Give the listing again character for character, but drop the images.

◆ Exercise inputs:

· · ·

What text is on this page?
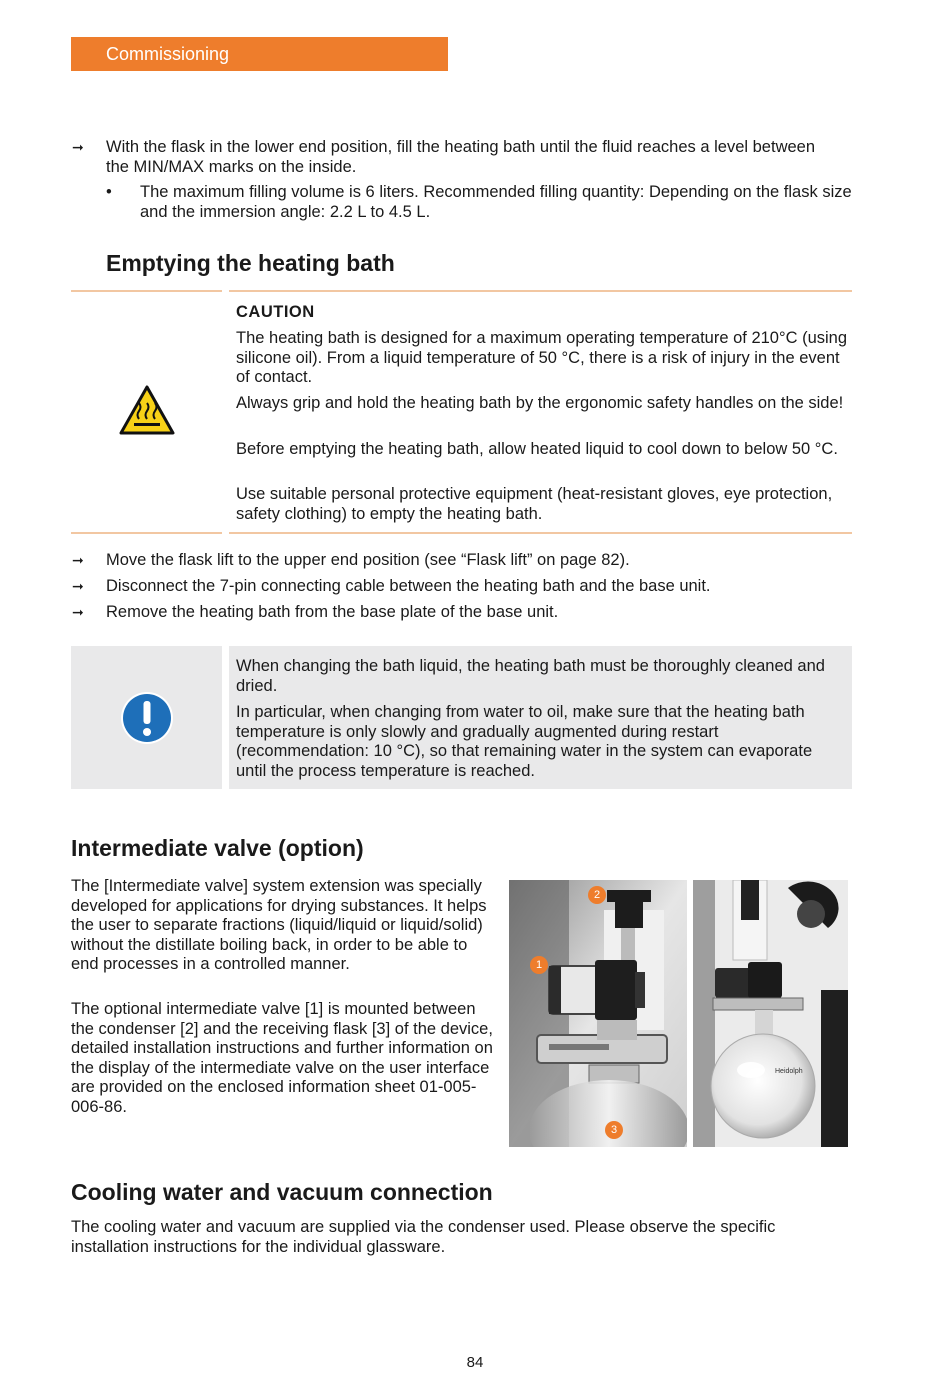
Commissioning
➞ With the flask in the lower end position, fill the heating bath until the fluid reaches a level between the MIN/MAX marks on the inside.

• The maximum filling volume is 6 liters. Recommended filling quantity: Depending on the flask size and the immersion angle: 2.2 L to 4.5 L.

Emptying the heating bath
CAUTION

The heating bath is designed for a maximum operating temperature of 210°C (using silicone oil). From a liquid temperature of 50 °C, there is a risk of injury in the event of contact.

Always grip and hold the heating bath by the ergonomic safety handles on the side!

Before emptying the heating bath, allow heated liquid to cool down to below 50 °C.

Use suitable personal protective equipment (heat-resistant gloves, eye protection, safety clothing) to empty the heating bath.

➞ Move the flask lift to the upper end position (see “Flask lift” on page 82).

➞ Disconnect the 7-pin connecting cable between the heating bath and the base unit.

➞ Remove the heating bath from the base plate of the base unit.

When changing the bath liquid, the heating bath must be thoroughly cleaned and dried.

In particular, when changing from water to oil, make sure that the heating bath temperature is only slowly and gradually augmented during restart (recommendation: 10 °C), so that remaining water in the system can evaporate until the process temperature is reached.

Intermediate valve (option)

The [Intermediate valve] system extension was specially developed for applications for drying substances. It helps the user to separate fractions (liquid/liquid or liquid/solid) without the distillate boiling back, in order to be able to end processes in a controlled manner.

The optional intermediate valve [1] is mounted between the condenser [2] and the receiving flask [3] of the device, detailed installation instructions and further information on the display of the intermediate valve on the user interface are provided on the enclosed information sheet 01-005-006-86.

2
1
3
Heidolph
Cooling water and vacuum connection

The cooling water and vacuum are supplied via the condenser used. Please observe the specific installation instructions for the individual glassware.

84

· · ·

◆ Task answer:
What text is on this page?
Commissioning
➞ With the flask in the lower end position, fill the heating bath until the fluid reaches a level between the MIN/MAX marks on the inside.

• The maximum filling volume is 6 liters. Recommended filling quantity: Depending on the flask size and the immersion angle: 2.2 L to 4.5 L.

Emptying the heating bath
CAUTION

The heating bath is designed for a maximum operating temperature of 210°C (using silicone oil). From a liquid temperature of 50 °C, there is a risk of injury in the event of contact.

Always grip and hold the heating bath by the ergonomic safety handles on the side!

Before emptying the heating bath, allow heated liquid to cool down to below 50 °C.

Use suitable personal protective equipment (heat-resistant gloves, eye protection, safety clothing) to empty the heating bath.

➞ Move the flask lift to the upper end position (see “Flask lift” on page 82).

➞ Disconnect the 7-pin connecting cable between the heating bath and the base unit.

➞ Remove the heating bath from the base plate of the base unit.

When changing the bath liquid, the heating bath must be thoroughly cleaned and dried.

In particular, when changing from water to oil, make sure that the heating bath temperature is only slowly and gradually augmented during restart (recommendation: 10 °C), so that remaining water in the system can evaporate until the process temperature is reached.

Intermediate valve (option)

The [Intermediate valve] system extension was specially developed for applications for drying substances. It helps the user to separate fractions (liquid/liquid or liquid/solid) without the distillate boiling back, in order to be able to end processes in a controlled manner.

The optional intermediate valve [1] is mounted between the condenser [2] and the receiving flask [3] of the device, detailed installation instructions and further information on the display of the intermediate valve on the user interface are provided on the enclosed information sheet 01-005-006-86.

2
1
3
Heidolph
Cooling water and vacuum connection

The cooling water and vacuum are supplied via the condenser used. Please observe the specific installation instructions for the individual glassware.

84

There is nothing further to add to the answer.